### INPUT MATERIAL

====

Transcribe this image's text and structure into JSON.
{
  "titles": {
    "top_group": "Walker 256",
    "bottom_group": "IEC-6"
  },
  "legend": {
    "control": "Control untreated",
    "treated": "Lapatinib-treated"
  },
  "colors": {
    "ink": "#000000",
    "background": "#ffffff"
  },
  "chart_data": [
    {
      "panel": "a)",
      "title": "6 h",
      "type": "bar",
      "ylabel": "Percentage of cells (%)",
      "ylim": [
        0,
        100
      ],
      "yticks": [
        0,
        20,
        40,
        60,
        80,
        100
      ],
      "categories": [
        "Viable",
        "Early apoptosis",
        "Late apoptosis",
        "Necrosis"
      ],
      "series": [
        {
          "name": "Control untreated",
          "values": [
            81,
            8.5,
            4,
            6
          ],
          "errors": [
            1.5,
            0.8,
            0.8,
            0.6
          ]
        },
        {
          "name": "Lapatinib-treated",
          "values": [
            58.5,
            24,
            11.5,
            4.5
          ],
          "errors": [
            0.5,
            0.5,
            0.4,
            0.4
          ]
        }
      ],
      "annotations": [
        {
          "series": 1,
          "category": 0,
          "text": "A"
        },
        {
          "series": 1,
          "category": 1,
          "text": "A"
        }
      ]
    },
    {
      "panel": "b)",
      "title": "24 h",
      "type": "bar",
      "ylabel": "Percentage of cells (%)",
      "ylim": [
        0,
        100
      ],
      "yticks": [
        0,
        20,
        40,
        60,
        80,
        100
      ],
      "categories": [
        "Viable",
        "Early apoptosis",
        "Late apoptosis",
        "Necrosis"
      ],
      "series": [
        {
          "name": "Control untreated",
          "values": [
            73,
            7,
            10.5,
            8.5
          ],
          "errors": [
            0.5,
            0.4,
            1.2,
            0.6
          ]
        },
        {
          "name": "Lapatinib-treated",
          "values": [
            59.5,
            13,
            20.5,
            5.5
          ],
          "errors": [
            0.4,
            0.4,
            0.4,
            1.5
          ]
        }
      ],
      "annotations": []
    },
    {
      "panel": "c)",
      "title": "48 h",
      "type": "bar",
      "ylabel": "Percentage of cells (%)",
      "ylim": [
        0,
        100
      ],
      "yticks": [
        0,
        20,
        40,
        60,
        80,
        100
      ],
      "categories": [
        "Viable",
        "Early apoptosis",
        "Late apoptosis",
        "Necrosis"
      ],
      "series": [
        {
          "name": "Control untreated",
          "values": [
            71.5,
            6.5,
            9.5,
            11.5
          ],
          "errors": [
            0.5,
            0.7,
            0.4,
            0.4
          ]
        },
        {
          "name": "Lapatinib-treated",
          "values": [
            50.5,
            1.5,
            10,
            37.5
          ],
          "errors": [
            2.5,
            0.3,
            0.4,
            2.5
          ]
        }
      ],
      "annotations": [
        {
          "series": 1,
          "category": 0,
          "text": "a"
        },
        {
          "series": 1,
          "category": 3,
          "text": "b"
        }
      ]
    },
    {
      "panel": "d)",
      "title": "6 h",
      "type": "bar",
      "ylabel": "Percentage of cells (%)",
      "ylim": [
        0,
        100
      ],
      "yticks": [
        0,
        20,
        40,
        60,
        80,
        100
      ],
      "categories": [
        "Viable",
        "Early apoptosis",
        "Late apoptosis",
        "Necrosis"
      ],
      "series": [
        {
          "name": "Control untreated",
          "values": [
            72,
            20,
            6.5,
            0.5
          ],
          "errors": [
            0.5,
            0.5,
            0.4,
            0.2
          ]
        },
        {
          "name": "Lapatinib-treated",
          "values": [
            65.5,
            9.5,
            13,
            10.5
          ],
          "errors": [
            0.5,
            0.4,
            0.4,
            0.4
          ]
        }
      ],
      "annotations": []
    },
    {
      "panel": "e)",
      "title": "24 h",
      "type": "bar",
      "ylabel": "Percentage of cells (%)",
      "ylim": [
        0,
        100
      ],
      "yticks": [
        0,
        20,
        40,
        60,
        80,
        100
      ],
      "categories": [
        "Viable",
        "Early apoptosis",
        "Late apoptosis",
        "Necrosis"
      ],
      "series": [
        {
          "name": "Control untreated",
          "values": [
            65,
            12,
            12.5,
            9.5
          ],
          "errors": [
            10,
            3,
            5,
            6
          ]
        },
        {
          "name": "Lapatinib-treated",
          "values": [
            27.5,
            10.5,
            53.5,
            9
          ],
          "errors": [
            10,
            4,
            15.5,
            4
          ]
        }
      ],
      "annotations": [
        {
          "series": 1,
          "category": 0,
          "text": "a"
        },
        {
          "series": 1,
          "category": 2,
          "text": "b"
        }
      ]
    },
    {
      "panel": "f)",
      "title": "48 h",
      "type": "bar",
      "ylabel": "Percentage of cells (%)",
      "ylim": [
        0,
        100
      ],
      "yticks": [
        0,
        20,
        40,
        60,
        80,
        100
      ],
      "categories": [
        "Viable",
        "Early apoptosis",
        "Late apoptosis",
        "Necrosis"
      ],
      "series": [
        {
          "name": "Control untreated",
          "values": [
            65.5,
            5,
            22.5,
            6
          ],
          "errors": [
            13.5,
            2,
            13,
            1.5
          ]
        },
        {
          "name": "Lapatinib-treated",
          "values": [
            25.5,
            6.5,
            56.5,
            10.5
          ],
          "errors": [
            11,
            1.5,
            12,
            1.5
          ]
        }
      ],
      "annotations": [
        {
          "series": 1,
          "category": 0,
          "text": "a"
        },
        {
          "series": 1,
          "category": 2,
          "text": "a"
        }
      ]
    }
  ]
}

====

Output the entire data exactly, line for line.

Transcribe this image's text and structure into JSON.
{
  "titles": {
    "top_group": "Walker 256",
    "bottom_group": "IEC-6"
  },
  "legend": {
    "control": "Control untreated",
    "treated": "Lapatinib-treated"
  },
  "colors": {
    "ink": "#000000",
    "background": "#ffffff"
  },
  "chart_data": [
    {
      "panel": "a)",
      "title": "6 h",
      "type": "bar",
      "ylabel": "Percentage of cells (%)",
      "ylim": [
        0,
        100
      ],
      "yticks": [
        0,
        20,
        40,
        60,
        80,
        100
      ],
      "categories": [
        "Viable",
        "Early apoptosis",
        "Late apoptosis",
        "Necrosis"
      ],
      "series": [
        {
          "name": "Control untreated",
          "values": [
            81,
            8.5,
            4,
            6
          ],
          "errors": [
            1.5,
            0.8,
            0.8,
            0.6
          ]
        },
        {
          "name": "Lapatinib-treated",
          "values": [
            58.5,
            24,
            11.5,
            4.5
          ],
          "errors": [
            0.5,
            0.5,
            0.4,
            0.4
          ]
        }
      ],
      "annotations": [
        {
          "series": 1,
          "category": 0,
          "text": "A"
        },
        {
          "series": 1,
          "category": 1,
          "text": "A"
        }
      ]
    },
    {
      "panel": "b)",
      "title": "24 h",
      "type": "bar",
      "ylabel": "Percentage of cells (%)",
      "ylim": [
        0,
        100
      ],
      "yticks": [
        0,
        20,
        40,
        60,
        80,
        100
      ],
      "categories": [
        "Viable",
        "Early apoptosis",
        "Late apoptosis",
        "Necrosis"
      ],
      "series": [
        {
          "name": "Control untreated",
          "values": [
            73,
            7,
            10.5,
            8.5
          ],
          "errors": [
            0.5,
            0.4,
            1.2,
            0.6
          ]
        },
        {
          "name": "Lapatinib-treated",
          "values": [
            59.5,
            13,
            20.5,
            5.5
          ],
          "errors": [
            0.4,
            0.4,
            0.4,
            1.5
          ]
        }
      ],
      "annotations": []
    },
    {
      "panel": "c)",
      "title": "48 h",
      "type": "bar",
      "ylabel": "Percentage of cells (%)",
      "ylim": [
        0,
        100
      ],
      "yticks": [
        0,
        20,
        40,
        60,
        80,
        100
      ],
      "categories": [
        "Viable",
        "Early apoptosis",
        "Late apoptosis",
        "Necrosis"
      ],
      "series": [
        {
          "name": "Control untreated",
          "values": [
            71.5,
            6.5,
            9.5,
            11.5
          ],
          "errors": [
            0.5,
            0.7,
            0.4,
            0.4
          ]
        },
        {
          "name": "Lapatinib-treated",
          "values": [
            50.5,
            1.5,
            10,
            37.5
          ],
          "errors": [
            2.5,
            0.3,
            0.4,
            2.5
          ]
        }
      ],
      "annotations": [
        {
          "series": 1,
          "category": 0,
          "text": "a"
        },
        {
          "series": 1,
          "category": 3,
          "text": "b"
        }
      ]
    },
    {
      "panel": "d)",
      "title": "6 h",
      "type": "bar",
      "ylabel": "Percentage of cells (%)",
      "ylim": [
        0,
        100
      ],
      "yticks": [
        0,
        20,
        40,
        60,
        80,
        100
      ],
      "categories": [
        "Viable",
        "Early apoptosis",
        "Late apoptosis",
        "Necrosis"
      ],
      "series": [
        {
          "name": "Control untreated",
          "values": [
            72,
            20,
            6.5,
            0.5
          ],
          "errors": [
            0.5,
            0.5,
            0.4,
            0.2
          ]
        },
        {
          "name": "Lapatinib-treated",
          "values": [
            65.5,
            9.5,
            13,
            10.5
          ],
          "errors": [
            0.5,
            0.4,
            0.4,
            0.4
          ]
        }
      ],
      "annotations": []
    },
    {
      "panel": "e)",
      "title": "24 h",
      "type": "bar",
      "ylabel": "Percentage of cells (%)",
      "ylim": [
        0,
        100
      ],
      "yticks": [
        0,
        20,
        40,
        60,
        80,
        100
      ],
      "categories": [
        "Viable",
        "Early apoptosis",
        "Late apoptosis",
        "Necrosis"
      ],
      "series": [
        {
          "name": "Control untreated",
          "values": [
            65,
            12,
            12.5,
            9.5
          ],
          "errors": [
            10,
            3,
            5,
            6
          ]
        },
        {
          "name": "Lapatinib-treated",
          "values": [
            27.5,
            10.5,
            53.5,
            9
          ],
          "errors": [
            10,
            4,
            15.5,
            4
          ]
        }
      ],
      "annotations": [
        {
          "series": 1,
          "category": 0,
          "text": "a"
        },
        {
          "series": 1,
          "category": 2,
          "text": "b"
        }
      ]
    },
    {
      "panel": "f)",
      "title": "48 h",
      "type": "bar",
      "ylabel": "Percentage of cells (%)",
      "ylim": [
        0,
        100
      ],
      "yticks": [
        0,
        20,
        40,
        60,
        80,
        100
      ],
      "categories": [
        "Viable",
        "Early apoptosis",
        "Late apoptosis",
        "Necrosis"
      ],
      "series": [
        {
          "name": "Control untreated",
          "values": [
            65.5,
            5,
            22.5,
            6
          ],
          "errors": [
            13.5,
            2,
            13,
            1.5
          ]
        },
        {
          "name": "Lapatinib-treated",
          "values": [
            25.5,
            6.5,
            56.5,
            10.5
          ],
          "errors": [
            11,
            1.5,
            12,
            1.5
          ]
        }
      ],
      "annotations": [
        {
          "series": 1,
          "category": 0,
          "text": "a"
        },
        {
          "series": 1,
          "category": 2,
          "text": "a"
        }
      ]
    }
  ]
}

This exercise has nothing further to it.